◆ **WHAT TO PRODUCE**
Gather up every line that includes the string "this".
:: INPUT DATA
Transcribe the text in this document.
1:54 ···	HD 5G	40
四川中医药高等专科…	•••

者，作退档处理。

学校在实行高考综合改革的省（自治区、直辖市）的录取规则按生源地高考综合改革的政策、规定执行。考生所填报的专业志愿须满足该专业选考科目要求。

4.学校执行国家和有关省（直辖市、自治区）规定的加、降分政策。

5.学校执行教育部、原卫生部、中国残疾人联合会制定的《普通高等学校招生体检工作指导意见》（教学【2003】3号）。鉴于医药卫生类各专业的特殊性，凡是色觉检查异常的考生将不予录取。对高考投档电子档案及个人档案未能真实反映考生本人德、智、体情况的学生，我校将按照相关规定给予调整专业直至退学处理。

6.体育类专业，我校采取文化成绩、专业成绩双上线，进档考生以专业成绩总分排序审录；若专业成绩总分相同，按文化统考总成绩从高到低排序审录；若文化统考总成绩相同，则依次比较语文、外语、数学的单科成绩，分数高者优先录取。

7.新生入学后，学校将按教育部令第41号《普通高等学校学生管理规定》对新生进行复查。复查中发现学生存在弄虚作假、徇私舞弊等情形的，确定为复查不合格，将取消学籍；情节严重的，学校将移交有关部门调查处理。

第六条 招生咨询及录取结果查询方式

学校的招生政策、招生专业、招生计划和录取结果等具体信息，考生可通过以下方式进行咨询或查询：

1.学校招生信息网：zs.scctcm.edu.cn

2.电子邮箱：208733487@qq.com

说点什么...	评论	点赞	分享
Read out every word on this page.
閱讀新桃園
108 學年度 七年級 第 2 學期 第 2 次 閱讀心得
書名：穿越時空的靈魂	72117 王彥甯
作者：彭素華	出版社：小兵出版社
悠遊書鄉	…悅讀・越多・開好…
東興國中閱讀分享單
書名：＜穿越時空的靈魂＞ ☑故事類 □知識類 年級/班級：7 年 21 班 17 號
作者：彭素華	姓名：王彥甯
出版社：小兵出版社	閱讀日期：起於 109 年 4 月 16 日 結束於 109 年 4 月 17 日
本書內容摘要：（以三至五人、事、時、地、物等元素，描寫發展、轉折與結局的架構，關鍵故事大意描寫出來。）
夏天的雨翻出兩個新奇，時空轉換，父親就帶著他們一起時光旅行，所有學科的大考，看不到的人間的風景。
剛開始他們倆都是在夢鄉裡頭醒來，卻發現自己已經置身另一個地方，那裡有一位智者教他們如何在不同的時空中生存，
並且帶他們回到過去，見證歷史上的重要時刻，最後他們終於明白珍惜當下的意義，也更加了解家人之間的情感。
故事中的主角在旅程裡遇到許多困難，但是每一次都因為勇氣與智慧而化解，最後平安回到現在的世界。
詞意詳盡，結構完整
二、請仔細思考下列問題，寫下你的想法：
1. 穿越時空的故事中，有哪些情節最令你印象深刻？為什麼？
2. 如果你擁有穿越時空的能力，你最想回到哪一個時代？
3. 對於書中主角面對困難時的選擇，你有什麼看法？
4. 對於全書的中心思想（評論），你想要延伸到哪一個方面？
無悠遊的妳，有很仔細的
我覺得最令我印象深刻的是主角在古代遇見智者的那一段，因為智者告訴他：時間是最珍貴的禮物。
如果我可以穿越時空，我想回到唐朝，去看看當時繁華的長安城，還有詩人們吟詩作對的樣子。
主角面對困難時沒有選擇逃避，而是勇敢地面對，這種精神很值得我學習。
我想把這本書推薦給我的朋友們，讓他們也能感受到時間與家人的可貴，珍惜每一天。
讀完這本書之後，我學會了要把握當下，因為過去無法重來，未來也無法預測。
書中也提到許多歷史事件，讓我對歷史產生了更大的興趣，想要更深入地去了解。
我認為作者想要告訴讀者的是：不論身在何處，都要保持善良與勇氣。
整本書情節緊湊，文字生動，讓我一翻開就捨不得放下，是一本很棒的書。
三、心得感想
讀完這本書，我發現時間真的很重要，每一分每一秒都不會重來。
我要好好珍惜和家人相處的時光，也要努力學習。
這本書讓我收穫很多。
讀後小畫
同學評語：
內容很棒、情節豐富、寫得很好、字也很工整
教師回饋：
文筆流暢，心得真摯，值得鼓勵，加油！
::::
◆ **PROBLEM SOLUTION**
Transcribe the text in this document.
Read out every word on this page.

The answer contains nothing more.